Find the lines below that contain the string "points". Copy each one.

◆ Task inputs ◆
──────────────────────────────
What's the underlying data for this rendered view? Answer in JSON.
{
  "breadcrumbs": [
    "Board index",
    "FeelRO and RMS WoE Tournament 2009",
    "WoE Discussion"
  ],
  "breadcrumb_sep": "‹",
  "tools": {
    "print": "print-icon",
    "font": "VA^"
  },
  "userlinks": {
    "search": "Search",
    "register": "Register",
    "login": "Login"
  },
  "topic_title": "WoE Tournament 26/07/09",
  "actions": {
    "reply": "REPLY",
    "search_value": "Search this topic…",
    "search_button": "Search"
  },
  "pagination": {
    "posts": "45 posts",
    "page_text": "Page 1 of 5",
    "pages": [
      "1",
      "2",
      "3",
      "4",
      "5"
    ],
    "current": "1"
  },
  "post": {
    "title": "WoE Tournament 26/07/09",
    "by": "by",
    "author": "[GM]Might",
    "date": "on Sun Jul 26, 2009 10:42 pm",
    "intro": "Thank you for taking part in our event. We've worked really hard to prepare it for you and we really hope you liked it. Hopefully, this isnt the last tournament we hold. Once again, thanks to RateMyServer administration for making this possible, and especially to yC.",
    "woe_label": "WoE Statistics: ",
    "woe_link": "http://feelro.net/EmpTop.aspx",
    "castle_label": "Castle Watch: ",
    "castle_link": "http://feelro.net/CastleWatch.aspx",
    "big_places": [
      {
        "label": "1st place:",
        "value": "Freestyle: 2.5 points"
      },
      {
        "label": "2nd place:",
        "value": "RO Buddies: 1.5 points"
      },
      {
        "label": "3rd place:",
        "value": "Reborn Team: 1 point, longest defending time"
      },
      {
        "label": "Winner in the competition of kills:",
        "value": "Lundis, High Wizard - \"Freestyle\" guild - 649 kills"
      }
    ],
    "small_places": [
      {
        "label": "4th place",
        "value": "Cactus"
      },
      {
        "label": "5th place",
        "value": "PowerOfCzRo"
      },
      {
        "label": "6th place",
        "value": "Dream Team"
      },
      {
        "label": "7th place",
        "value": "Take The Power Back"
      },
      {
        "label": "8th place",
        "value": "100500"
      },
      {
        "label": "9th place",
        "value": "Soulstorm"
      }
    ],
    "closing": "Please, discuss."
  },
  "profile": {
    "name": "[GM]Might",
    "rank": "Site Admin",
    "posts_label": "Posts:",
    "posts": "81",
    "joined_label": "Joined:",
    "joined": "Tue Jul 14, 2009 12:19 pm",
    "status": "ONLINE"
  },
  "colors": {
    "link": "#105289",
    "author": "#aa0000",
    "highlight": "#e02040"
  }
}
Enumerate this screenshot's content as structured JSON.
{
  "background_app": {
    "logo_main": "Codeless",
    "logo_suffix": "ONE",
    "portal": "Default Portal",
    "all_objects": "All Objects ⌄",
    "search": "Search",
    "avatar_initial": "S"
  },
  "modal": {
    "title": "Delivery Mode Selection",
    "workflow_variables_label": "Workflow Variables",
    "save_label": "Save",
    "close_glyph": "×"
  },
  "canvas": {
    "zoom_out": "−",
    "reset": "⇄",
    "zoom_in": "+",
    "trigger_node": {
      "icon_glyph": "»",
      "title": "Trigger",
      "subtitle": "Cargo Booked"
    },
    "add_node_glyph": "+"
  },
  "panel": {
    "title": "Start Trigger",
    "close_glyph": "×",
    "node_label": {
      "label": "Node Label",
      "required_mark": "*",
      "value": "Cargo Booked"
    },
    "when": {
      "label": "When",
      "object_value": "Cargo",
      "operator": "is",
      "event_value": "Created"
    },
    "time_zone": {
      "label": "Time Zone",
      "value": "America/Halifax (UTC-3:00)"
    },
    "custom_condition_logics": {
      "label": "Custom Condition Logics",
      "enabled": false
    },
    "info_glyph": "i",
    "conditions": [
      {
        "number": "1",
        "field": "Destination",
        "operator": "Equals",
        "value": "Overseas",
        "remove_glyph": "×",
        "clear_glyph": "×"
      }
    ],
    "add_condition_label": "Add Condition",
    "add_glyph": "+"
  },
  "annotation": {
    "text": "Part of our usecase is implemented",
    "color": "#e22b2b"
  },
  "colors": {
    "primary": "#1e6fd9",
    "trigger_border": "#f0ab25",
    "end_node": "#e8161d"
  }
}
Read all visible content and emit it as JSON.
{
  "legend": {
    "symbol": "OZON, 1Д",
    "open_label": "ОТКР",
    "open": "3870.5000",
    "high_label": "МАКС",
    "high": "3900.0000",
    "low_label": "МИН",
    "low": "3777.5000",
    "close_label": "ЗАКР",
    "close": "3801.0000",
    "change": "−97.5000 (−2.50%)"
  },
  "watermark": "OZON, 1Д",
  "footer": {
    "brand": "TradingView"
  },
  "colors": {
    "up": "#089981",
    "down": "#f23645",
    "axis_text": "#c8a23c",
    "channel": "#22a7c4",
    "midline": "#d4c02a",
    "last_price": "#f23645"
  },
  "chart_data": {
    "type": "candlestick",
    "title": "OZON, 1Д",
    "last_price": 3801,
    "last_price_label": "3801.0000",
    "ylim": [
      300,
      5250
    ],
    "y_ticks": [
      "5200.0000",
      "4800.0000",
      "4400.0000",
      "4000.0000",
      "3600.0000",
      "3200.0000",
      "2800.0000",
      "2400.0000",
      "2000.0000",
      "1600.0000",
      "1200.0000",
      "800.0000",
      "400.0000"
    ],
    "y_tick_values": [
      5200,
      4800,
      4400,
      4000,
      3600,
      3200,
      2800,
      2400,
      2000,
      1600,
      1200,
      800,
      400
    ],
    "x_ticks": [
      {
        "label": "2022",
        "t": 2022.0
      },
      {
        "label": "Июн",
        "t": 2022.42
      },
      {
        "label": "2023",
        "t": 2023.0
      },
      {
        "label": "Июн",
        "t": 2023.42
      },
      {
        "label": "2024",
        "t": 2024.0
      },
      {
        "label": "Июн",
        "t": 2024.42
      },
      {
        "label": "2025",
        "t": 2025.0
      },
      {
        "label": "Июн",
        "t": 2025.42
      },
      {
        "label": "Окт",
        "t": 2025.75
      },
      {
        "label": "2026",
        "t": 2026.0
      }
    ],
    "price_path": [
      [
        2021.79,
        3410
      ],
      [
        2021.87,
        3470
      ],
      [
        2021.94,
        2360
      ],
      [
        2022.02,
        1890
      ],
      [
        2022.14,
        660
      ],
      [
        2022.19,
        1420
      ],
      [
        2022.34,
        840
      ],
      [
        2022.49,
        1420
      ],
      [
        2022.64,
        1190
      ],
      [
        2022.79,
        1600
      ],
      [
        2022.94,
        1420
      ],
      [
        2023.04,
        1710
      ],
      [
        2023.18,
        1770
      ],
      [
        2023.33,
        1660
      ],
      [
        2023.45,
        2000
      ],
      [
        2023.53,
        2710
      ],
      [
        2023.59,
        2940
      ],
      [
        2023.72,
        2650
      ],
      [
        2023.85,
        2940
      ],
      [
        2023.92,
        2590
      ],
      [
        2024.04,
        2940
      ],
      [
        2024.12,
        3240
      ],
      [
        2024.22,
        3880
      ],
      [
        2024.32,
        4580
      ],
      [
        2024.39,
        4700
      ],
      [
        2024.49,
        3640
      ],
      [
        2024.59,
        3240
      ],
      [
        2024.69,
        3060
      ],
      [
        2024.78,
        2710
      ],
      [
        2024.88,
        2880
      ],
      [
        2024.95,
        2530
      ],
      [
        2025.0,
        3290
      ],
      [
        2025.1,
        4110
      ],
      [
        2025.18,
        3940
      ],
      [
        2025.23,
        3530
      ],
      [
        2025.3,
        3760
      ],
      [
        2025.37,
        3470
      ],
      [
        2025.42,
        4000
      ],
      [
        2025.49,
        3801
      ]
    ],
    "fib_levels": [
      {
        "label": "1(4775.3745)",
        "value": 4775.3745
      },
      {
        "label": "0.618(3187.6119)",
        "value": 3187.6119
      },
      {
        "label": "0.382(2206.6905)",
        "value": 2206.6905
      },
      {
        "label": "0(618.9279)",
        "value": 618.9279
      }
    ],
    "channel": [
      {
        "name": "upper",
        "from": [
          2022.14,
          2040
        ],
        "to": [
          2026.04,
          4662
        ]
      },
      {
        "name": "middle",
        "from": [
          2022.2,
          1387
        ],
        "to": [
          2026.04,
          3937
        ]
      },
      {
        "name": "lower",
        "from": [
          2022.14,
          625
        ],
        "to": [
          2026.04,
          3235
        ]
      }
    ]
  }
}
──────────────────────────────
◆ Worked solution ◆
        "value": "Freestyle: 2.5 points"
        "value": "RO Buddies: 1.5 points"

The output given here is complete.